DIRECTION. Copy each line of the data below exactly, leaving out pictures.

TASK INPUTS.

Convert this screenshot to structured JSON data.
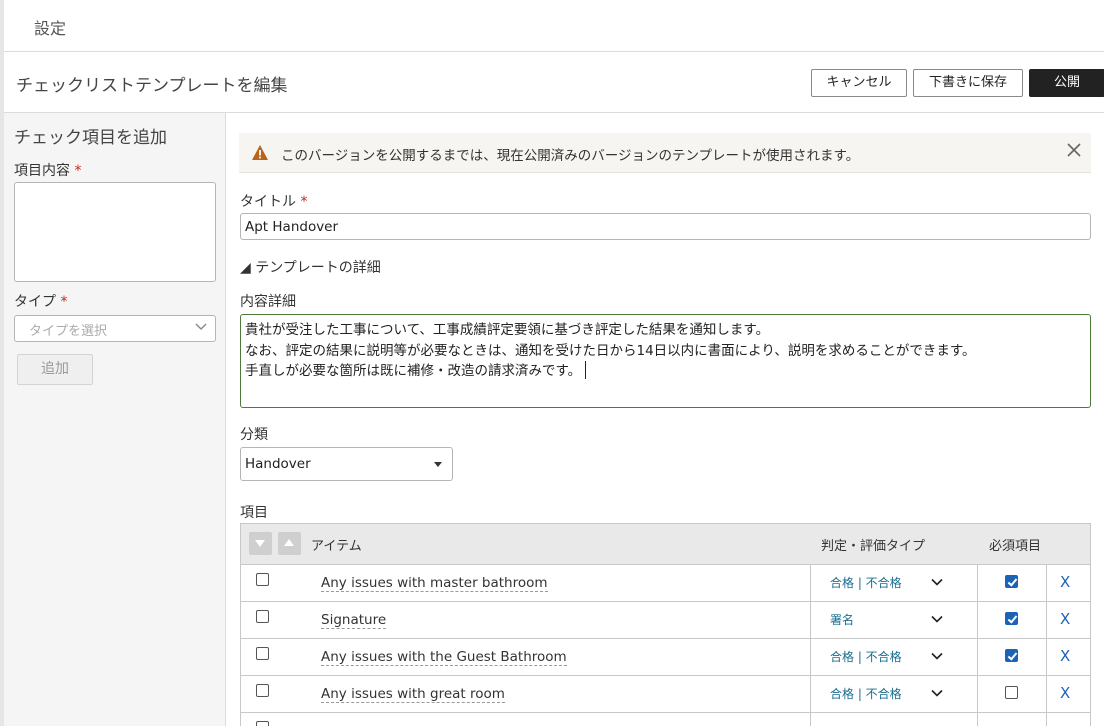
{
  "topbar": {
    "breadcrumb": "設定"
  },
  "header": {
    "title": "チェックリストテンプレートを編集",
    "cancel_label": "キャンセル",
    "save_draft_label": "下書きに保存",
    "publish_label": "公開"
  },
  "add_panel": {
    "heading": "チェック項目を追加",
    "content_label": "項目内容",
    "type_label": "タイプ",
    "type_placeholder": "タイプを選択",
    "add_label": "追加",
    "required_mark": "*"
  },
  "alert": {
    "message": "このバージョンを公開するまでは、現在公開済みのバージョンのテンプレートが使用されます。",
    "icon": "warning-icon",
    "color": "#b8651b"
  },
  "form": {
    "title_label": "タイトル",
    "required_mark": "*",
    "title_value": "Apt Handover",
    "details_toggle": "◢ テンプレートの詳細",
    "description_label": "内容詳細",
    "description_lines": [
      "貴社が受注した工事について、工事成績評定要領に基づき評定した結果を通知します。",
      "なお、評定の結果に説明等が必要なときは、通知を受けた日から14日以内に書面により、説明を求めることができます。",
      "手直しが必要な箇所は既に補修・改造の請求済みです。"
    ],
    "category_label": "分類",
    "category_value": "Handover",
    "items_label": "項目"
  },
  "table": {
    "headers": {
      "item": "アイテム",
      "eval_type": "判定・評価タイプ",
      "required": "必須項目"
    },
    "rows": [
      {
        "name": "Any issues with master bathroom",
        "eval": "合格 | 不合格",
        "required": true,
        "delete": "X"
      },
      {
        "name": "Signature",
        "eval": "署名",
        "required": true,
        "delete": "X"
      },
      {
        "name": "Any issues with the Guest Bathroom",
        "eval": "合格 | 不合格",
        "required": true,
        "delete": "X"
      },
      {
        "name": "Any issues with great room",
        "eval": "合格 | 不合格",
        "required": false,
        "delete": "X"
      }
    ]
  },
  "colors": {
    "accent_blue": "#1c63b7",
    "link_teal": "#1a6e8e",
    "required_red": "#c0281c",
    "focus_green": "#4c7a3a"
  }
}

OUTPUT FOR THIS EXERCISE.
Convert this screenshot to structured JSON data.
{
  "topbar": {
    "breadcrumb": "設定"
  },
  "header": {
    "title": "チェックリストテンプレートを編集",
    "cancel_label": "キャンセル",
    "save_draft_label": "下書きに保存",
    "publish_label": "公開"
  },
  "add_panel": {
    "heading": "チェック項目を追加",
    "content_label": "項目内容",
    "type_label": "タイプ",
    "type_placeholder": "タイプを選択",
    "add_label": "追加",
    "required_mark": "*"
  },
  "alert": {
    "message": "このバージョンを公開するまでは、現在公開済みのバージョンのテンプレートが使用されます。",
    "icon": "warning-icon",
    "color": "#b8651b"
  },
  "form": {
    "title_label": "タイトル",
    "required_mark": "*",
    "title_value": "Apt Handover",
    "details_toggle": "◢ テンプレートの詳細",
    "description_label": "内容詳細",
    "description_lines": [
      "貴社が受注した工事について、工事成績評定要領に基づき評定した結果を通知します。",
      "なお、評定の結果に説明等が必要なときは、通知を受けた日から14日以内に書面により、説明を求めることができます。",
      "手直しが必要な箇所は既に補修・改造の請求済みです。"
    ],
    "category_label": "分類",
    "category_value": "Handover",
    "items_label": "項目"
  },
  "table": {
    "headers": {
      "item": "アイテム",
      "eval_type": "判定・評価タイプ",
      "required": "必須項目"
    },
    "rows": [
      {
        "name": "Any issues with master bathroom",
        "eval": "合格 | 不合格",
        "required": true,
        "delete": "X"
      },
      {
        "name": "Signature",
        "eval": "署名",
        "required": true,
        "delete": "X"
      },
      {
        "name": "Any issues with the Guest Bathroom",
        "eval": "合格 | 不合格",
        "required": true,
        "delete": "X"
      },
      {
        "name": "Any issues with great room",
        "eval": "合格 | 不合格",
        "required": false,
        "delete": "X"
      }
    ]
  },
  "colors": {
    "accent_blue": "#1c63b7",
    "link_teal": "#1a6e8e",
    "required_red": "#c0281c",
    "focus_green": "#4c7a3a"
  }
}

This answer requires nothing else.